[start of Data shown]

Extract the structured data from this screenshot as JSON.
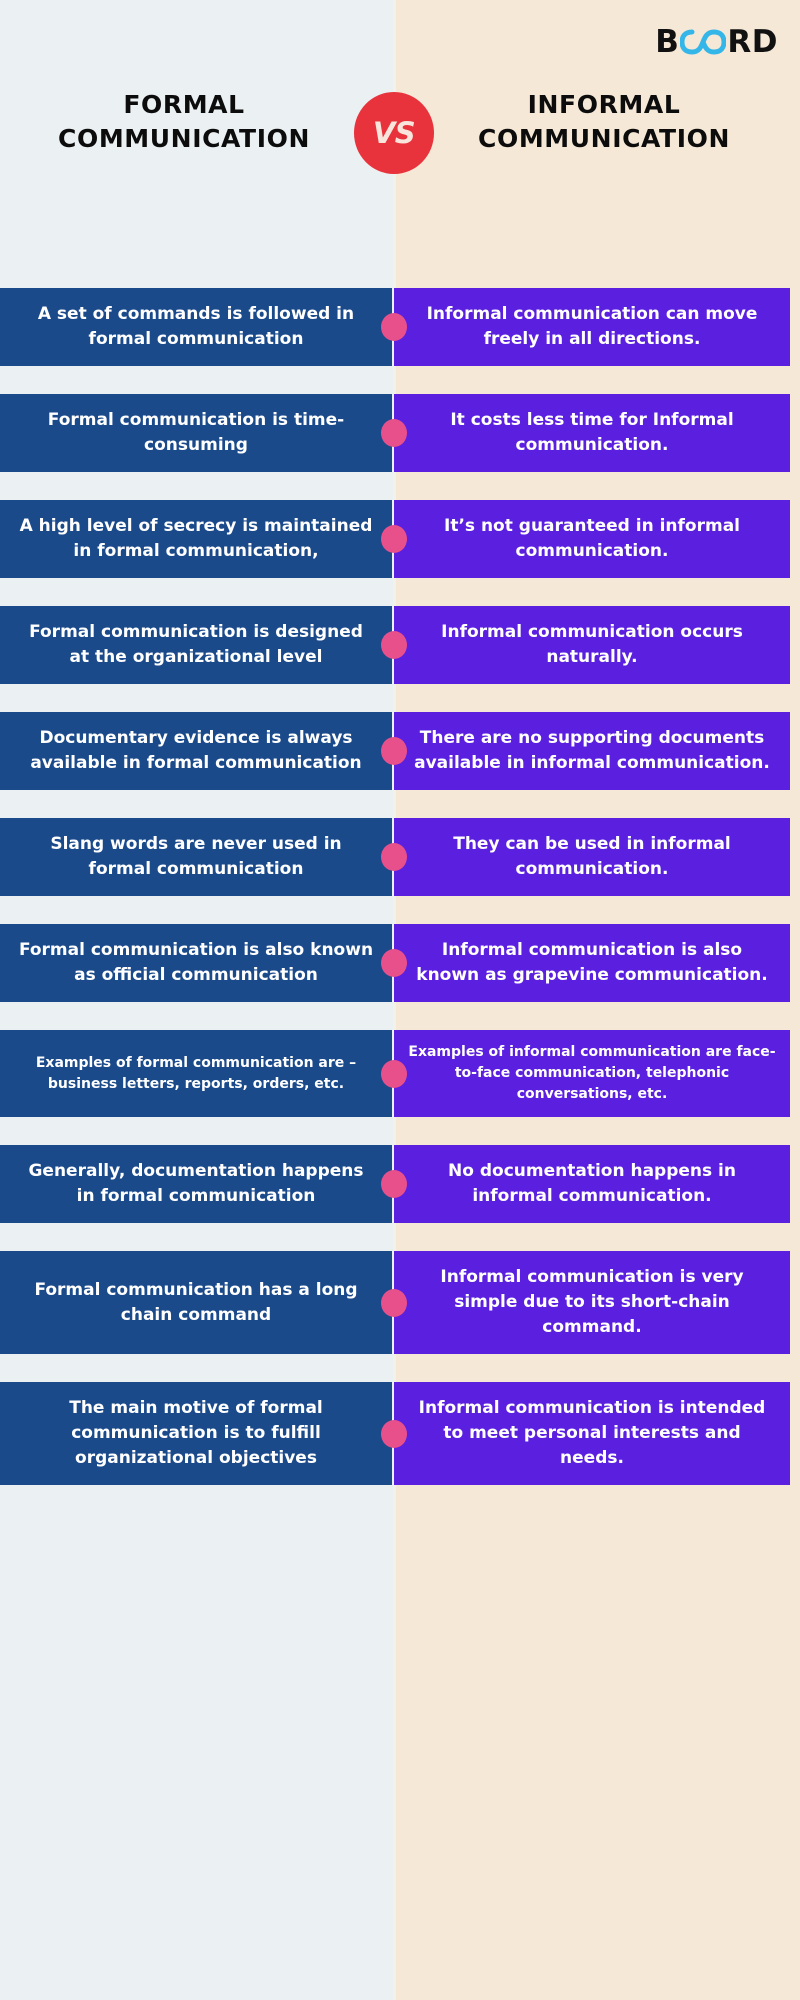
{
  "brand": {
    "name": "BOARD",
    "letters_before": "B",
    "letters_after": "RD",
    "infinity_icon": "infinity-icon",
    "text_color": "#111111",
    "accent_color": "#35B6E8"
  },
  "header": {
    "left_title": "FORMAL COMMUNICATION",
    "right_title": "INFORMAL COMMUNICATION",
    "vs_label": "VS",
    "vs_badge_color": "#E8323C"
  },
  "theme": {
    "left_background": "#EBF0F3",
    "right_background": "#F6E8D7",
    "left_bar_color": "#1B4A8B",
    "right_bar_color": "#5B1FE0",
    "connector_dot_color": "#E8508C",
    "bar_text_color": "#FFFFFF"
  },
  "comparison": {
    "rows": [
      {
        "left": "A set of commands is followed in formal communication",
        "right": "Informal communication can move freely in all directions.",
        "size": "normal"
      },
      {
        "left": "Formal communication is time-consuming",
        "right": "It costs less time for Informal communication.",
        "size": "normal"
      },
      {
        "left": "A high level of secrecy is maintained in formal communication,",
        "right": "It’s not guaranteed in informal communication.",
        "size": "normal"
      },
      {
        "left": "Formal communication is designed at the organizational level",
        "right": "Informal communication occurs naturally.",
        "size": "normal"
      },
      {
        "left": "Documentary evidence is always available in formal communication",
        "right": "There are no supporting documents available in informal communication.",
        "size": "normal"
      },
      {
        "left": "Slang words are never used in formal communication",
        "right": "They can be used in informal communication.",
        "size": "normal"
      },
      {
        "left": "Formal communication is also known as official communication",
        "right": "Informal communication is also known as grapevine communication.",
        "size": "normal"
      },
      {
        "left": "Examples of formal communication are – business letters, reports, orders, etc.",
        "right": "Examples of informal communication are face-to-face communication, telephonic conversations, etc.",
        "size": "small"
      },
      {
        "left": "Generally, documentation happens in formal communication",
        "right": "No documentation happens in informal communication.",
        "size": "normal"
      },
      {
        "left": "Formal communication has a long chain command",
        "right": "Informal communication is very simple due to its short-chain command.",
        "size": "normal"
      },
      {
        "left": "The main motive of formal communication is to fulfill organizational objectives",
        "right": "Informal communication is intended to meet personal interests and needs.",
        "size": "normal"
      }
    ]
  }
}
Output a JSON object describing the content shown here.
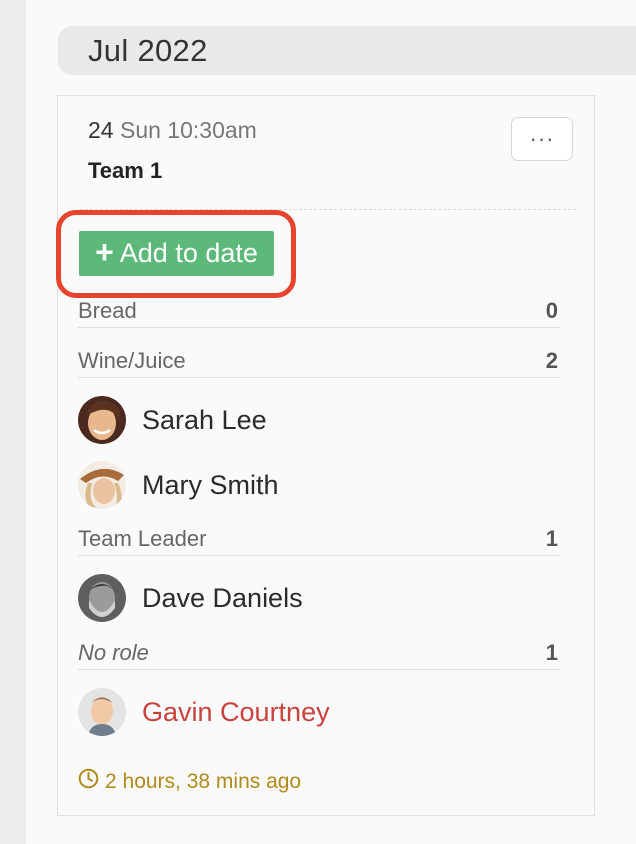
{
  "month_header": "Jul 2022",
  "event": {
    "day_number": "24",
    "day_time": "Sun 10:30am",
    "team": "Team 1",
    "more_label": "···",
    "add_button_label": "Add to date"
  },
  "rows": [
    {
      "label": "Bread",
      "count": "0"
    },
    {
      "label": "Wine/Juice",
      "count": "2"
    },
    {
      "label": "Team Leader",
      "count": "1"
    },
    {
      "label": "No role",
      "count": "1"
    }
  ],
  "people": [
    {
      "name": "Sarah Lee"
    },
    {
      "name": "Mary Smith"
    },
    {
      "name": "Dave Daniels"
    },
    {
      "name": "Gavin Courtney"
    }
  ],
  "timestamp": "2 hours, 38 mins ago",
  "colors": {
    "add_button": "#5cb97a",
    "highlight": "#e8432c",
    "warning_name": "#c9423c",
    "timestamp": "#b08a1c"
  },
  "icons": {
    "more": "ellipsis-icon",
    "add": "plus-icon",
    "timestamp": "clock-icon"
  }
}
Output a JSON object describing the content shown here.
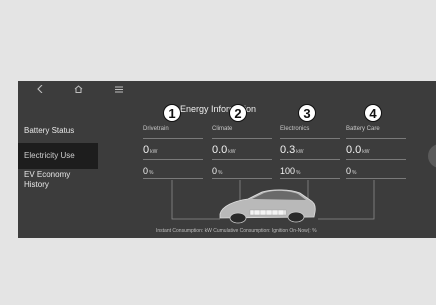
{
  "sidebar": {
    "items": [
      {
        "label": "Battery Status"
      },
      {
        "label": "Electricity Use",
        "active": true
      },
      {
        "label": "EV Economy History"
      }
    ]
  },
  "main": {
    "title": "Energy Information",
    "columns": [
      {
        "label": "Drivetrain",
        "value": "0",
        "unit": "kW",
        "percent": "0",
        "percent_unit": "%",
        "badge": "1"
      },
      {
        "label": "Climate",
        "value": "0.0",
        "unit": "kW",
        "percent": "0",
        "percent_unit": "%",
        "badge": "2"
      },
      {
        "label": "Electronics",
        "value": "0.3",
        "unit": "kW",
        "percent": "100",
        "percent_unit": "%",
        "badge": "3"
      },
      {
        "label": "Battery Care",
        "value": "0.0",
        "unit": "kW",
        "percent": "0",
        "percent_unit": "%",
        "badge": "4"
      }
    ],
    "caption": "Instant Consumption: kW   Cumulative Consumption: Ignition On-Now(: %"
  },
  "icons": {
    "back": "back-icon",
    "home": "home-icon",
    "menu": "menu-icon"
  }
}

[end of Data shown]
[start of Data shown]

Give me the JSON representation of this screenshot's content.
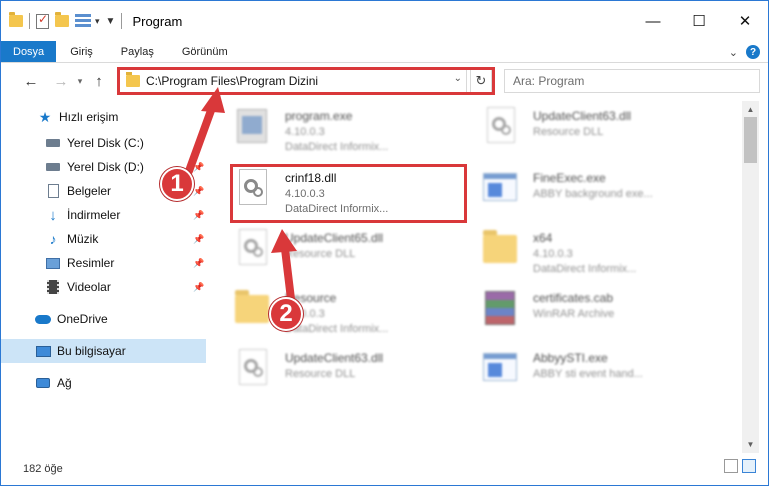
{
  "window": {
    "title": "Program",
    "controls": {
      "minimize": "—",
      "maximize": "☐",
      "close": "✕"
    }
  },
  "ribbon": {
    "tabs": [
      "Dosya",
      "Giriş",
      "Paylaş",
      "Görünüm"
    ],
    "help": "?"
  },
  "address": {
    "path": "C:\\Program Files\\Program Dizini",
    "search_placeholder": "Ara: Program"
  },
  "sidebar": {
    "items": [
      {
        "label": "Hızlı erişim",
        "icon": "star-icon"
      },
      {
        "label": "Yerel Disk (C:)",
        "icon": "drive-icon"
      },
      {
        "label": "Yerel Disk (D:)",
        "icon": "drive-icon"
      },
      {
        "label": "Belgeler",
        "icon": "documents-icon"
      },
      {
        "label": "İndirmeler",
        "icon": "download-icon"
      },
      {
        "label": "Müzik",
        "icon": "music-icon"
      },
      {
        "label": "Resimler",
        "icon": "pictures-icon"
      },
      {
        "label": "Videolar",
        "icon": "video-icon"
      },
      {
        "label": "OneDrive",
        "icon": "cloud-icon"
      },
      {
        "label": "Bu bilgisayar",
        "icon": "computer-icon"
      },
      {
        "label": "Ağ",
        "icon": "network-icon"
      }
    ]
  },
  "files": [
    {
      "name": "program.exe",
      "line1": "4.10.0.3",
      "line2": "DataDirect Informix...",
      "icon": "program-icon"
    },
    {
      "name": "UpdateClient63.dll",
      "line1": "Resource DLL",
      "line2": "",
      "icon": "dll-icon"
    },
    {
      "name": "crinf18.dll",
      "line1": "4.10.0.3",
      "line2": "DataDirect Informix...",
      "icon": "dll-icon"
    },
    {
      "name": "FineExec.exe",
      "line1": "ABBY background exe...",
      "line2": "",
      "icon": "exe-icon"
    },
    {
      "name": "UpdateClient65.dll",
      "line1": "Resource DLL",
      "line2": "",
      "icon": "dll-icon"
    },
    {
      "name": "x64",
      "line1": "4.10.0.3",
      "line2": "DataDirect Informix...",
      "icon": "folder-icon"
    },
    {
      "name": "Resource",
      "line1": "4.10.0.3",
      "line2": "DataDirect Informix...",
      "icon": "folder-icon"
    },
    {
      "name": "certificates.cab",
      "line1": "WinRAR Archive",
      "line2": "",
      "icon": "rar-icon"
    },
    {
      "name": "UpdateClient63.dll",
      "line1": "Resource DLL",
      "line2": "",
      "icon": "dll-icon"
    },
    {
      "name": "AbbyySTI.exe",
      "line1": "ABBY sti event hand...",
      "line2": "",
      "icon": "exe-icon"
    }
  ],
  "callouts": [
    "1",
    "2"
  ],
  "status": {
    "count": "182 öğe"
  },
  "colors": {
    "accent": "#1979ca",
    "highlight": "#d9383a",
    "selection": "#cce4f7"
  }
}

[end of Data shown]

* _Task objective_:
Select from the material above each line in which the string "documentation" appears, and list those lines.

* _Exercise output_:
        "left": "Generally, documentation happens in formal communication",
        "right": "No documentation happens in informal communication.",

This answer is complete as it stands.